- [Task]: Please reproduce the material below verbatim, starting from its first line and ending with the line containing "y-tick-label: 0.4 [297, 147, 311, 158]", both included.

- [Provided records]:
>> start

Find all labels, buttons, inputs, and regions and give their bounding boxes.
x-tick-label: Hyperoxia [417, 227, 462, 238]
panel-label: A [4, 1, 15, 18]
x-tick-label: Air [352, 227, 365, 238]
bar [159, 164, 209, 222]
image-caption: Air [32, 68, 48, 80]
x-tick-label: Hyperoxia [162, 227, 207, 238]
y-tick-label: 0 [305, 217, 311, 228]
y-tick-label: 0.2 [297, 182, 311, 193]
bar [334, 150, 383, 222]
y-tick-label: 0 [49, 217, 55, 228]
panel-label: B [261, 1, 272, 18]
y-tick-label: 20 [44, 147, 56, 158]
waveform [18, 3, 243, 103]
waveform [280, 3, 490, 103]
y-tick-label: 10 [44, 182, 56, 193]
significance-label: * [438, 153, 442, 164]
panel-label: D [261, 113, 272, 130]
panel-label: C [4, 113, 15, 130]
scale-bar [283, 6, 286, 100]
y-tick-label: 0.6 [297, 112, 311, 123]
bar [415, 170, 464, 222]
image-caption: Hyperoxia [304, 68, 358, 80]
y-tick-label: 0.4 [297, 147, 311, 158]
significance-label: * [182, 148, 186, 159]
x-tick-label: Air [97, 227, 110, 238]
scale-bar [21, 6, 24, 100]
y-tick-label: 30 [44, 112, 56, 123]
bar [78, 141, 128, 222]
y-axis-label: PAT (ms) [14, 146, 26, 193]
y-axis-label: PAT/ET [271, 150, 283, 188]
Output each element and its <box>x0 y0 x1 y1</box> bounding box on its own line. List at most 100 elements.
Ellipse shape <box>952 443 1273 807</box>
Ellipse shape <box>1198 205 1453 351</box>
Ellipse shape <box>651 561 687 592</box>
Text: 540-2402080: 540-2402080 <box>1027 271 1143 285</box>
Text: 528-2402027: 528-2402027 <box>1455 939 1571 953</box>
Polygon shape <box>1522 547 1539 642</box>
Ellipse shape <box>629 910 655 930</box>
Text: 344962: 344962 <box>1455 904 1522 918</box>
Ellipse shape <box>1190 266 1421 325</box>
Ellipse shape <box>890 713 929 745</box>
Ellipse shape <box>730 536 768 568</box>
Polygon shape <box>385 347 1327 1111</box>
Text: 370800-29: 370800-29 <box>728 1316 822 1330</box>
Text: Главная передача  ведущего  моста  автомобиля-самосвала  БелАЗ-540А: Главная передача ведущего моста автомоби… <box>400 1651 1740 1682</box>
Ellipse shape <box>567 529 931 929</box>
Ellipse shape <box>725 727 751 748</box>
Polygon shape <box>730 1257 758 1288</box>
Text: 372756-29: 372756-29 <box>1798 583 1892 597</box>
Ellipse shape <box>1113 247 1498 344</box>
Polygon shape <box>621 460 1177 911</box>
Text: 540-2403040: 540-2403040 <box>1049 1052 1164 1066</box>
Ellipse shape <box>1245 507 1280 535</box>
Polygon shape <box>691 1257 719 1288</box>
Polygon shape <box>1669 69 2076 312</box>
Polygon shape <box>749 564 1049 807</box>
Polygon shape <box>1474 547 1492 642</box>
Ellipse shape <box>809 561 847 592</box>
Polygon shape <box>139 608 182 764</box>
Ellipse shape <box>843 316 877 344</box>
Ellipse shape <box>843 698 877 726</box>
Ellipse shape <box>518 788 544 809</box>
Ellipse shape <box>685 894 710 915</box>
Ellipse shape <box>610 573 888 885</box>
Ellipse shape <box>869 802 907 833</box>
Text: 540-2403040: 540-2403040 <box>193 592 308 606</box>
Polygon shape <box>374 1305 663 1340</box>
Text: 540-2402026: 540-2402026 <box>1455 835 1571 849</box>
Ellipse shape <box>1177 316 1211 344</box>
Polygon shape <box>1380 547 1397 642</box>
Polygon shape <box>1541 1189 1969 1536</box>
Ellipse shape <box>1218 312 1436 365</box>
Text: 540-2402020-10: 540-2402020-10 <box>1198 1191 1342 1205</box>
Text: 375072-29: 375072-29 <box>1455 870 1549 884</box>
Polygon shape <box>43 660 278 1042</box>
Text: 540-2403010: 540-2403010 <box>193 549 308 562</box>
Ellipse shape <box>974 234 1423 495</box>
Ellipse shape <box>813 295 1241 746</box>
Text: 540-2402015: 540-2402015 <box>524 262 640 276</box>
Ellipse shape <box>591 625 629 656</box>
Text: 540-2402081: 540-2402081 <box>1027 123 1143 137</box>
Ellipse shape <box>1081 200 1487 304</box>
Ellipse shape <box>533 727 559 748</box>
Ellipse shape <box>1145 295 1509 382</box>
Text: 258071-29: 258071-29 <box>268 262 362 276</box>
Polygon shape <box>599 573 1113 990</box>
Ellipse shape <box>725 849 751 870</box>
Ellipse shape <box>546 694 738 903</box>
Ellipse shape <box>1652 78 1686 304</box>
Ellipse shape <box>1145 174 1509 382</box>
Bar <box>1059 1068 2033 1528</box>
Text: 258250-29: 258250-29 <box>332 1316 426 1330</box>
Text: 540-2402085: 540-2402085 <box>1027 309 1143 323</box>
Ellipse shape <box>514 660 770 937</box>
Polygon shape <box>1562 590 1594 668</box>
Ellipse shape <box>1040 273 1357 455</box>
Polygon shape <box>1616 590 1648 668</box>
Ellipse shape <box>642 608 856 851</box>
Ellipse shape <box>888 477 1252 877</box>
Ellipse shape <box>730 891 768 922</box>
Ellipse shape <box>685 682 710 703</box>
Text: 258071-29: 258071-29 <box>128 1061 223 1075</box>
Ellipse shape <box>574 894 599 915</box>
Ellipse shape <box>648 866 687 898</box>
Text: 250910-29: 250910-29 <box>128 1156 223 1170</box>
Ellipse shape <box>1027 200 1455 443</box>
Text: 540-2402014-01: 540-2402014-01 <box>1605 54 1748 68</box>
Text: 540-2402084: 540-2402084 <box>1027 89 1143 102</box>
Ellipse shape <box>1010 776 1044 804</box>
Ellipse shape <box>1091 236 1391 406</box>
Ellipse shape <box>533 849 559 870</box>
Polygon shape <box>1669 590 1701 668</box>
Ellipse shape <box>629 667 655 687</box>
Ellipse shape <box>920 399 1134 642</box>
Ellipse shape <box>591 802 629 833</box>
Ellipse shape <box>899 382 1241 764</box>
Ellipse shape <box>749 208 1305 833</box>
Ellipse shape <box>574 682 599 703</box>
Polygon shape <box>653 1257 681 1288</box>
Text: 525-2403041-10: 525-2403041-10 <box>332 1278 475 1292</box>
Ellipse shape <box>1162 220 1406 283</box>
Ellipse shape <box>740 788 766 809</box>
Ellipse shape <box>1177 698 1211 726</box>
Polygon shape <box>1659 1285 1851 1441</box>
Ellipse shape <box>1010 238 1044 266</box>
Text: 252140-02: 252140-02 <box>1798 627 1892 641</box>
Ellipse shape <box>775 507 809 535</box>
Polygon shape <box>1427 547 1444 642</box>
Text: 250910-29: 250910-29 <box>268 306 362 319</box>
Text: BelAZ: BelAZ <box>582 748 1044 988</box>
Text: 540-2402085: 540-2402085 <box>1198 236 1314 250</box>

>> end

- [Output for this task]:
Find all labels, buttons, inputs, and regions and give their bounding boxes.
x-tick-label: Hyperoxia [417, 227, 462, 238]
panel-label: A [4, 1, 15, 18]
x-tick-label: Air [352, 227, 365, 238]
bar [159, 164, 209, 222]
image-caption: Air [32, 68, 48, 80]
x-tick-label: Hyperoxia [162, 227, 207, 238]
y-tick-label: 0 [305, 217, 311, 228]
y-tick-label: 0.2 [297, 182, 311, 193]
bar [334, 150, 383, 222]
y-tick-label: 0 [49, 217, 55, 228]
panel-label: B [261, 1, 272, 18]
y-tick-label: 20 [44, 147, 56, 158]
waveform [18, 3, 243, 103]
waveform [280, 3, 490, 103]
y-tick-label: 10 [44, 182, 56, 193]
significance-label: * [438, 153, 442, 164]
panel-label: D [261, 113, 272, 130]
panel-label: C [4, 113, 15, 130]
scale-bar [283, 6, 286, 100]
y-tick-label: 0.6 [297, 112, 311, 123]
bar [415, 170, 464, 222]
image-caption: Hyperoxia [304, 68, 358, 80]
y-tick-label: 0.4 [297, 147, 311, 158]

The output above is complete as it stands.